Dataset excerpt
** start **

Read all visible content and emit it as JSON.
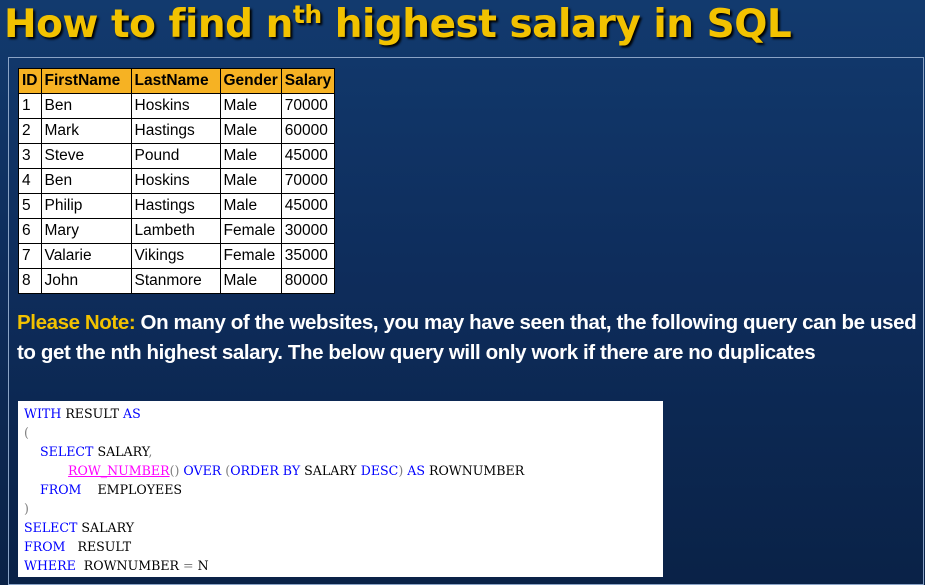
{
  "title": {
    "main": "How to find n",
    "sup": "th",
    "rest": " highest salary in SQL"
  },
  "table": {
    "headers": [
      "ID",
      "FirstName",
      "LastName",
      "Gender",
      "Salary"
    ],
    "rows": [
      [
        "1",
        "Ben",
        "Hoskins",
        "Male",
        "70000"
      ],
      [
        "2",
        "Mark",
        "Hastings",
        "Male",
        "60000"
      ],
      [
        "3",
        "Steve",
        "Pound",
        "Male",
        "45000"
      ],
      [
        "4",
        "Ben",
        "Hoskins",
        "Male",
        "70000"
      ],
      [
        "5",
        "Philip",
        "Hastings",
        "Male",
        "45000"
      ],
      [
        "6",
        "Mary",
        "Lambeth",
        "Female",
        "30000"
      ],
      [
        "7",
        "Valarie",
        "Vikings",
        "Female",
        "35000"
      ],
      [
        "8",
        "John",
        "Stanmore",
        "Male",
        "80000"
      ]
    ]
  },
  "note": {
    "label": "Please Note:",
    "text": " On many of the websites, you may have seen that, the following query can be used to get the nth highest salary. The below query will only work if there are no duplicates"
  },
  "code": {
    "l1_kw1": "WITH",
    "l1_t1": " RESULT ",
    "l1_kw2": "AS",
    "l2_p": "(",
    "l3_i": "    ",
    "l3_kw": "SELECT",
    "l3_t": " SALARY",
    "l3_p": ",",
    "l4_i": "           ",
    "l4_fn": "ROW_NUMBER",
    "l4_p1": "()",
    "l4_s1": " ",
    "l4_kw1": "OVER",
    "l4_s2": " ",
    "l4_p2": "(",
    "l4_kw2": "ORDER BY",
    "l4_t1": " SALARY ",
    "l4_kw3": "DESC",
    "l4_p3": ")",
    "l4_s3": " ",
    "l4_kw4": "AS",
    "l4_t2": " ROWNUMBER",
    "l5_i": "    ",
    "l5_kw": "FROM",
    "l5_t": "    EMPLOYEES",
    "l6_p": ")",
    "l7_kw": "SELECT",
    "l7_t": " SALARY",
    "l8_kw": "FROM",
    "l8_t": "   RESULT",
    "l9_kw": "WHERE",
    "l9_t": "  ROWNUMBER ",
    "l9_p": "=",
    "l9_t2": " N"
  },
  "colors": {
    "title": "#f2c200",
    "header_fill": "#f6b223",
    "note_label": "#f2c200",
    "sql_keyword": "#0000ff",
    "sql_function": "#ff00ff",
    "sql_punctuation": "#808080"
  }
}
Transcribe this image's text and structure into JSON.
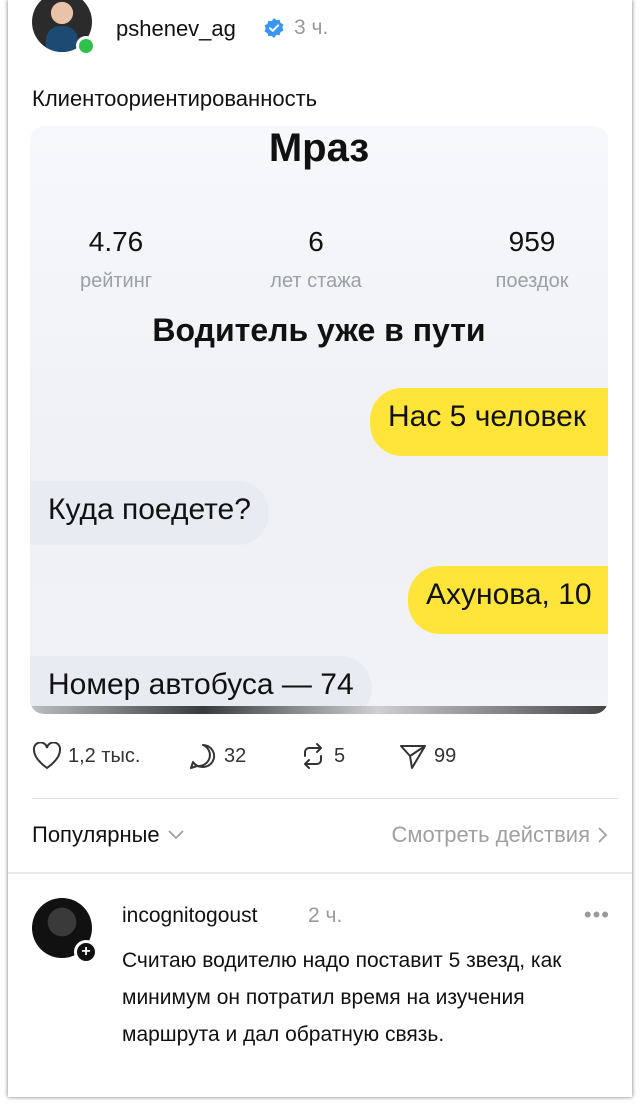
{
  "post": {
    "username": "pshenev_ag",
    "time": "3 ч.",
    "caption": "Клиентоориентированность",
    "accent_verified": "#3897f0",
    "online_color": "#2fc14b"
  },
  "image": {
    "driver_name": "Мраз",
    "stats": [
      {
        "value": "4.76",
        "label": "рейтинг"
      },
      {
        "value": "6",
        "label": "лет стажа"
      },
      {
        "value": "959",
        "label": "поездок"
      }
    ],
    "status": "Водитель уже в пути",
    "messages": [
      {
        "side": "out",
        "text": "Нас 5 человек"
      },
      {
        "side": "in",
        "text": "Куда поедете?"
      },
      {
        "side": "out",
        "text": "Ахунова, 10"
      },
      {
        "side": "in",
        "text": "Номер автобуса — 74"
      }
    ],
    "bubble_out_color": "#ffe53a",
    "bubble_in_color": "#e8ebf1"
  },
  "actions": {
    "likes": "1,2 тыс.",
    "comments": "32",
    "reposts": "5",
    "shares": "99"
  },
  "sort": {
    "label": "Популярные",
    "activity_link": "Смотреть действия"
  },
  "comment": {
    "username": "incognitogoust",
    "time": "2 ч.",
    "more": "•••",
    "text": "Считаю водителю надо поставит 5 звезд, как минимум он потратил время на изучения маршрута и дал обратную связь."
  }
}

** end **

_Aim:_
Please write out the material from the line containing "Transcribe this image's" to its final line, both inclusive, exactly as it appears; pictures are not part of the copy.

_Solution to the problem:_
Transcribe this image's text and structure into JSON.
{
  "post": {
    "username": "pshenev_ag",
    "time": "3 ч.",
    "caption": "Клиентоориентированность",
    "accent_verified": "#3897f0",
    "online_color": "#2fc14b"
  },
  "image": {
    "driver_name": "Мраз",
    "stats": [
      {
        "value": "4.76",
        "label": "рейтинг"
      },
      {
        "value": "6",
        "label": "лет стажа"
      },
      {
        "value": "959",
        "label": "поездок"
      }
    ],
    "status": "Водитель уже в пути",
    "messages": [
      {
        "side": "out",
        "text": "Нас 5 человек"
      },
      {
        "side": "in",
        "text": "Куда поедете?"
      },
      {
        "side": "out",
        "text": "Ахунова, 10"
      },
      {
        "side": "in",
        "text": "Номер автобуса — 74"
      }
    ],
    "bubble_out_color": "#ffe53a",
    "bubble_in_color": "#e8ebf1"
  },
  "actions": {
    "likes": "1,2 тыс.",
    "comments": "32",
    "reposts": "5",
    "shares": "99"
  },
  "sort": {
    "label": "Популярные",
    "activity_link": "Смотреть действия"
  },
  "comment": {
    "username": "incognitogoust",
    "time": "2 ч.",
    "more": "•••",
    "text": "Считаю водителю надо поставит 5 звезд, как минимум он потратил время на изучения маршрута и дал обратную связь."
  }
}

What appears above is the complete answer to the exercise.